What you have to do:
Find the lines holding the word "sheep" and collect them.

(Data excerpts)
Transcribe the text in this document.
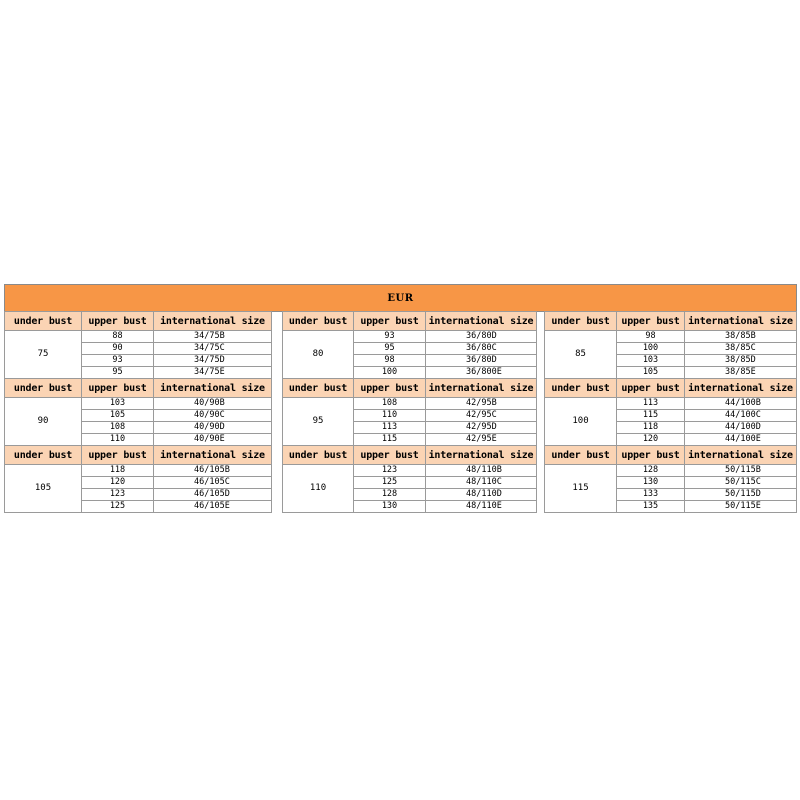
EUR
under bust	upper bust	international size
75	88	34/75B
	90	34/75C
	93	34/75D
	95	34/75E
under bust	upper bust	international size
80	93	36/80D
	95	36/80C
	98	36/80D
	100	36/800E
under bust	upper bust	international size
85	98	38/85B
	100	38/85C
	103	38/85D
	105	38/85E
under bust	upper bust	international size
90	103	40/90B
	105	40/90C
	108	40/90D
	110	40/90E
under bust	upper bust	international size
95	108	42/95B
	110	42/95C
	113	42/95D
	115	42/95E
under bust	upper bust	international size
100	113	44/100B
	115	44/100C
	118	44/100D
	120	44/100E
under bust	upper bust	international size
105	118	46/105B
	120	46/105C
	123	46/105D
	125	46/105E
under bust	upper bust	international size
110	123	48/110B
	125	48/110C
	128	48/110D
	130	48/110E
under bust	upper bust	international size
115	128	50/115B
	130	50/115C
	133	50/115D
	135	50/115E
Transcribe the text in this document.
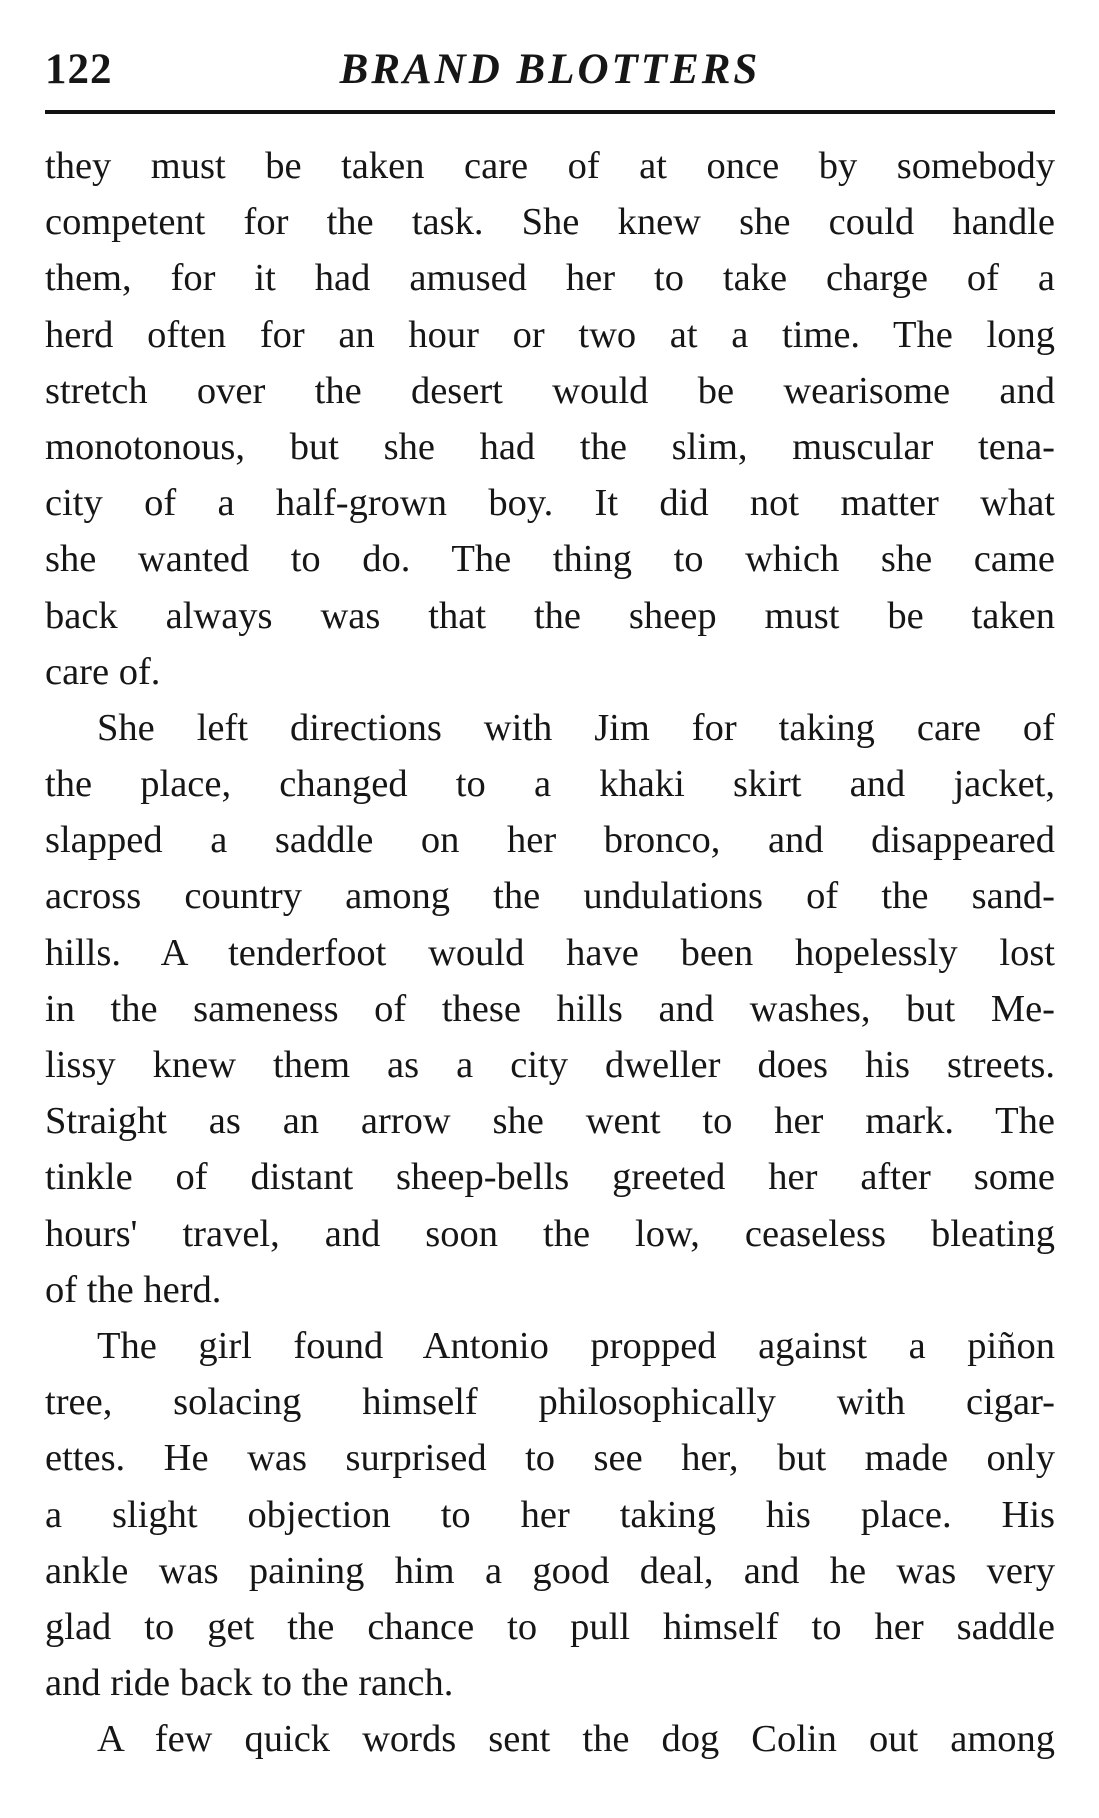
122	BRAND BLOTTERS
they must be taken care of at once by somebody
competent for the task. She knew she could handle
them, for it had amused her to take charge of a
herd often for an hour or two at a time. The long
stretch over the desert would be wearisome and
monotonous, but she had the slim, muscular tena-
city of a half-grown boy. It did not matter what
she wanted to do. The thing to which she came
back always was that the sheep must be taken
care of.
She left directions with Jim for taking care of
the place, changed to a khaki skirt and jacket,
slapped a saddle on her bronco, and disappeared
across country among the undulations of the sand-
hills. A tenderfoot would have been hopelessly lost
in the sameness of these hills and washes, but Me-
lissy knew them as a city dweller does his streets.
Straight as an arrow she went to her mark. The
tinkle of distant sheep-bells greeted her after some
hours' travel, and soon the low, ceaseless bleating
of the herd.
The girl found Antonio propped against a piñon
tree, solacing himself philosophically with cigar-
ettes. He was surprised to see her, but made only
a slight objection to her taking his place. His
ankle was paining him a good deal, and he was very
glad to get the chance to pull himself to her saddle
and ride back to the ranch.
A few quick words sent the dog Colin out among
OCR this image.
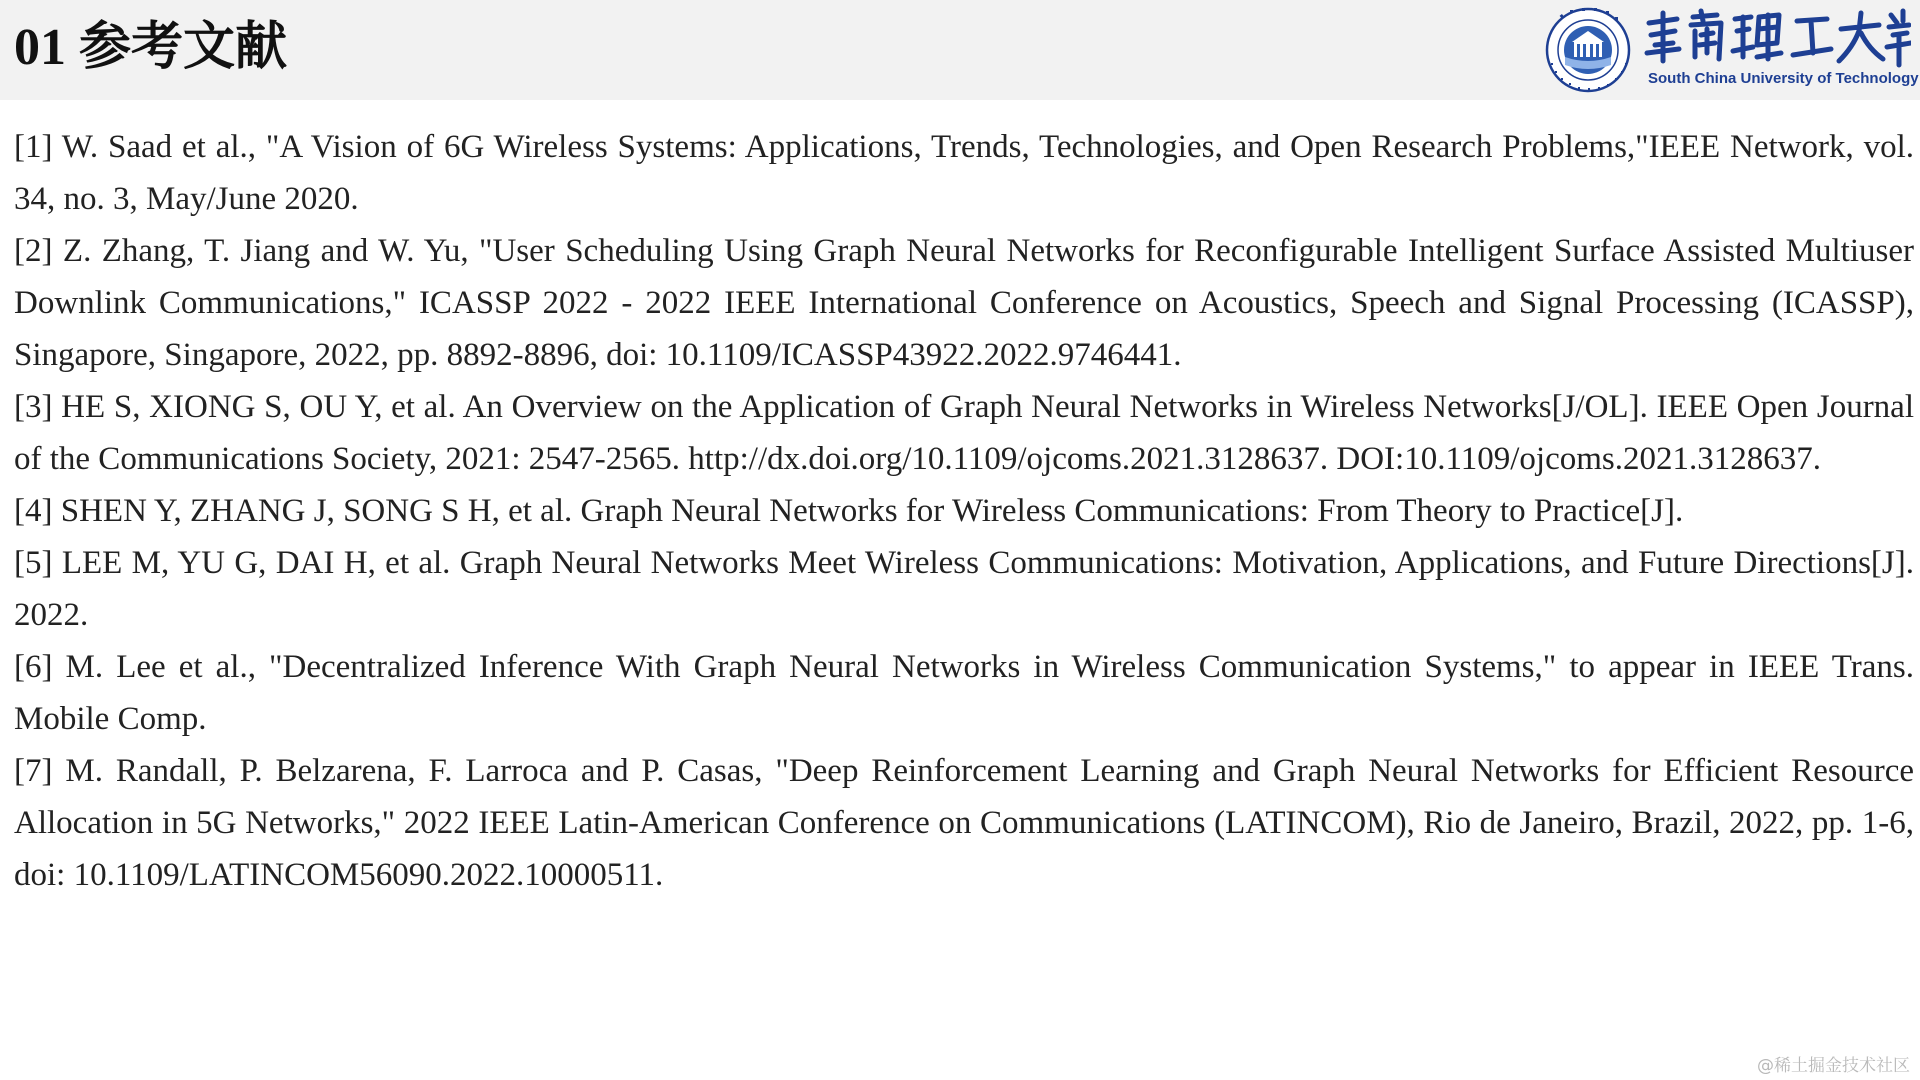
01 参考文献
South China University of Technology
[1] W. Saad et al., "A Vision of 6G Wireless Systems: Applications, Trends, Technologies, and Open Research Problems,"IEEE Network, vol. 34, no. 3, May/June 2020.
[2] Z. Zhang, T. Jiang and W. Yu, "User Scheduling Using Graph Neural Networks for Reconfigurable Intelligent Surface Assisted Multiuser Downlink Communications," ICASSP 2022 - 2022 IEEE International Conference on Acoustics, Speech and Signal Processing (ICASSP), Singapore, Singapore, 2022, pp. 8892-8896, doi: 10.1109/ICASSP43922.2022.9746441.
[3] HE S, XIONG S, OU Y, et al. An Overview on the Application of Graph Neural Networks in Wireless Networks[J/OL]. IEEE Open Journal of the Communications Society, 2021: 2547-2565. http://dx.doi.org/10.1109/ojcoms.2021.3128637. DOI:10.1109/ojcoms.2021.3128637.
[4] SHEN Y, ZHANG J, SONG S H, et al. Graph Neural Networks for Wireless Communications: From Theory to Practice[J].
[5] LEE M, YU G, DAI H, et al. Graph Neural Networks Meet Wireless Communications: Motivation, Applications, and Future Directions[J]. 2022.
[6] M. Lee et al., "Decentralized Inference With Graph Neural Networks in Wireless Communication Systems," to appear in IEEE Trans. Mobile Comp.
[7] M. Randall, P. Belzarena, F. Larroca and P. Casas, "Deep Reinforcement Learning and Graph Neural Networks for Efficient Resource Allocation in 5G Networks," 2022 IEEE Latin-American Conference on Communications (LATINCOM), Rio de Janeiro, Brazil, 2022, pp. 1-6, doi: 10.1109/LATINCOM56090.2022.10000511.
@稀土掘金技术社区
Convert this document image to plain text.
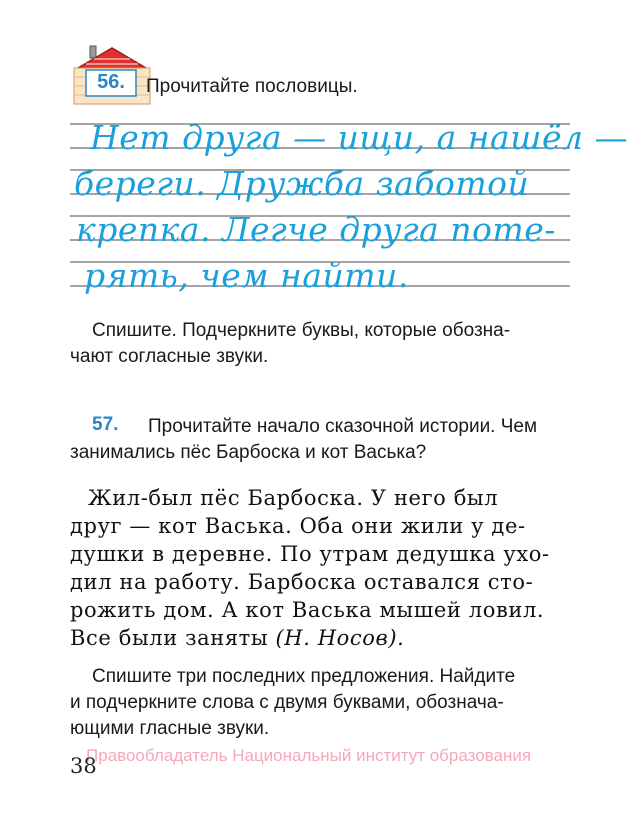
56.	Прочитайте пословицы.
Нет друга — ищи, а нашёл —
береги. Дружба заботой
крепка. Легче друга поте-
рять, чем найти.
Спишите. Подчеркните буквы, которые обозна-
чают согласные звуки.
57. Прочитайте начало сказочной истории. Чем
занимались пёс Барбоска и кот Васька?
Жил-был пёс Барбоска. У него был
друг — кот Васька. Оба они жили у де-
душки в деревне. По утрам дедушка ухо-
дил на работу. Барбоска оставался сто-
рожить дом. А кот Васька мышей ловил.
Все были заняты (Н. Носов).
Спишите три последних предложения. Найдите
и подчеркните слова с двумя буквами, обознача-
ющими гласные звуки.
Правообладатель Национальный институт образования
38
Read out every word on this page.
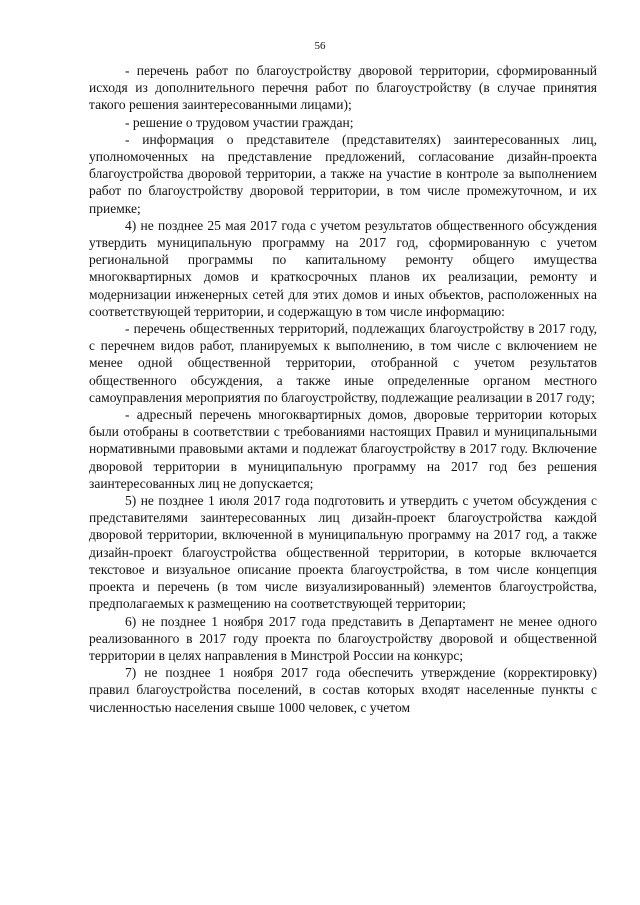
56

- перечень работ по благоустройству дворовой территории, сформированный исходя из дополнительного перечня работ по благоустройству (в случае принятия такого решения заинтересованными лицами);

- решение о трудовом участии граждан;

- информация о представителе (представителях) заинтересованных лиц, уполномоченных на представление предложений, согласование дизайн-проекта благоустройства дворовой территории, а также на участие в контроле за выполнением работ по благоустройству дворовой территории, в том числе промежуточном, и их приемке;

4) не позднее 25 мая 2017 года с учетом результатов общественного обсуждения утвердить муниципальную программу на 2017 год, сформированную с учетом региональной программы по капитальному ремонту общего имущества многоквартирных домов и краткосрочных планов их реализации, ремонту и модернизации инженерных сетей для этих домов и иных объектов, расположенных на соответствующей территории, и содержащую в том числе информацию:

- перечень общественных территорий, подлежащих благоустройству в 2017 году, с перечнем видов работ, планируемых к выполнению, в том числе с включением не менее одной общественной территории, отобранной с учетом результатов общественного обсуждения, а также иные определенные органом местного самоуправления мероприятия по благоустройству, подлежащие реализации в 2017 году;

- адресный перечень многоквартирных домов, дворовые территории которых были отобраны в соответствии с требованиями настоящих Правил и муниципальными нормативными правовыми актами и подлежат благоустройству в 2017 году. Включение дворовой территории в муниципальную программу на 2017 год без решения заинтересованных лиц не допускается;

5) не позднее 1 июля 2017 года подготовить и утвердить с учетом обсуждения с представителями заинтересованных лиц дизайн-проект благоустройства каждой дворовой территории, включенной в муниципальную программу на 2017 год, а также дизайн-проект благоустройства общественной территории, в которые включается текстовое и визуальное описание проекта благоустройства, в том числе концепция проекта и перечень (в том числе визуализированный) элементов благоустройства, предполагаемых к размещению на соответствующей территории;

6) не позднее 1 ноября 2017 года представить в Департамент не менее одного реализованного в 2017 году проекта по благоустройству дворовой и общественной территории в целях направления в Минстрой России на конкурс;

7) не позднее 1 ноября 2017 года обеспечить утверждение (корректировку) правил благоустройства поселений, в состав которых входят населенные пункты с численностью населения свыше 1000 человек, с учетом
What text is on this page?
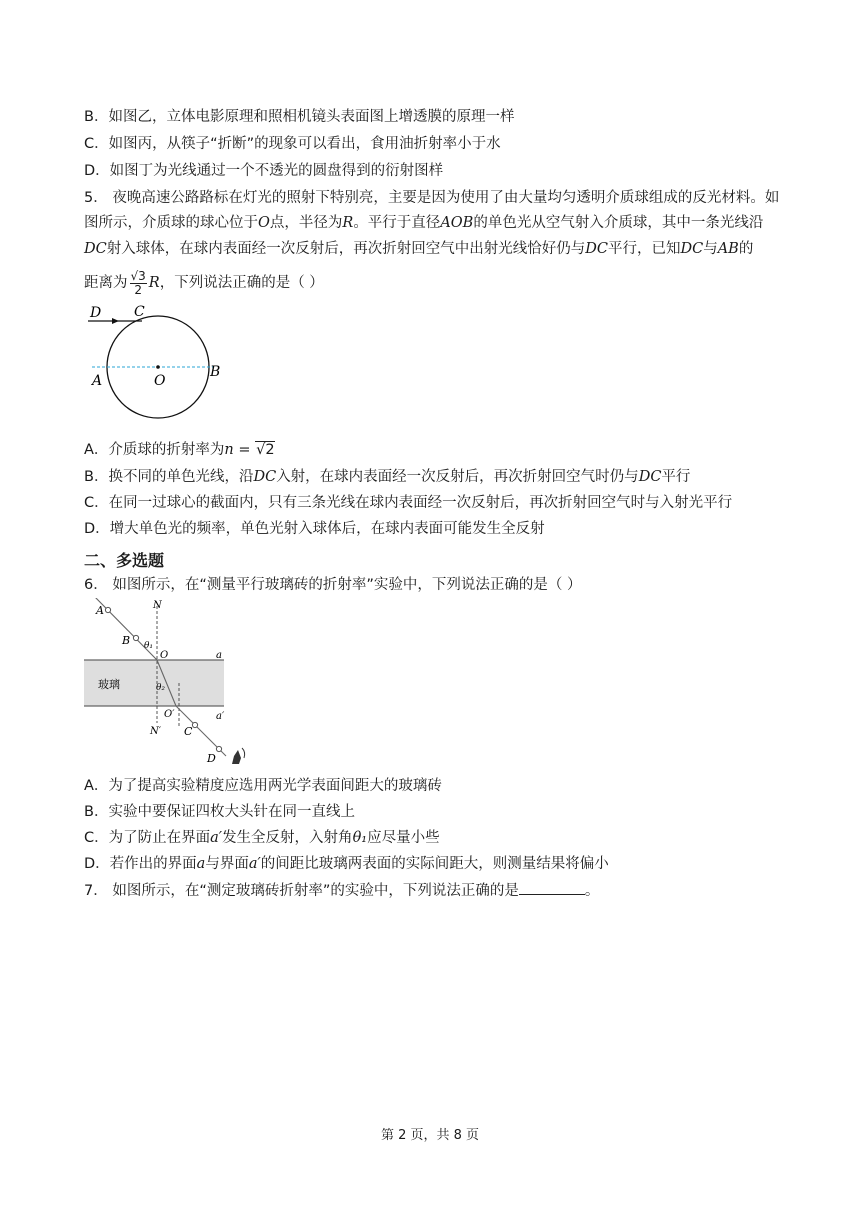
B．如图乙，立体电影原理和照相机镜头表面图上增透膜的原理一样
C．如图丙，从筷子“折断”的现象可以看出，食用油折射率小于水
D．如图丁为光线通过一个不透光的圆盘得到的衍射图样
5． 夜晚高速公路路标在灯光的照射下特别亮，主要是因为使用了由大量均匀透明介质球组成的反光材料。如
图所示，介质球的球心位于O点，半径为R。平行于直径AOB的单色光从空气射入介质球，其中一条光线沿
DC射入球体，在球内表面经一次反射后，再次折射回空气中出射光线恰好仍与DC平行，已知DC与AB的
距离为 $\frac{√3}{2}$ R，下列说法正确的是（ ）
D C
A	O
B
A．介质球的折射率为n = √2
B．换不同的单色光线，沿DC入射，在球内表面经一次反射后，再次折射回空气时仍与DC平行
C．在同一过球心的截面内，只有三条光线在球内表面经一次反射后，再次折射回空气时与入射光平行
D．增大单色光的频率，单色光射入球体后，在球内表面可能发生全反射
二、多选题
6． 如图所示，在“测量平行玻璃砖的折射率”实验中，下列说法正确的是（ ）
A	N
B θ₁
O	a
玻璃	θ₂
O′	a′
N′ C
D
A．为了提高实验精度应选用两光学表面间距大的玻璃砖
B．实验中要保证四枚大头针在同一直线上
C．为了防止在界面a′发生全反射，入射角θ₁应尽量小些
D．若作出的界面a与界面a′的间距比玻璃两表面的实际间距大，则测量结果将偏小
7． 如图所示，在“测定玻璃砖折射率”的实验中，下列说法正确的是	。
第 2 页，共 8 页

Solution to this problem:
back always was that the sheep must be taken
tinkle of distant sheep-bells greeted her after some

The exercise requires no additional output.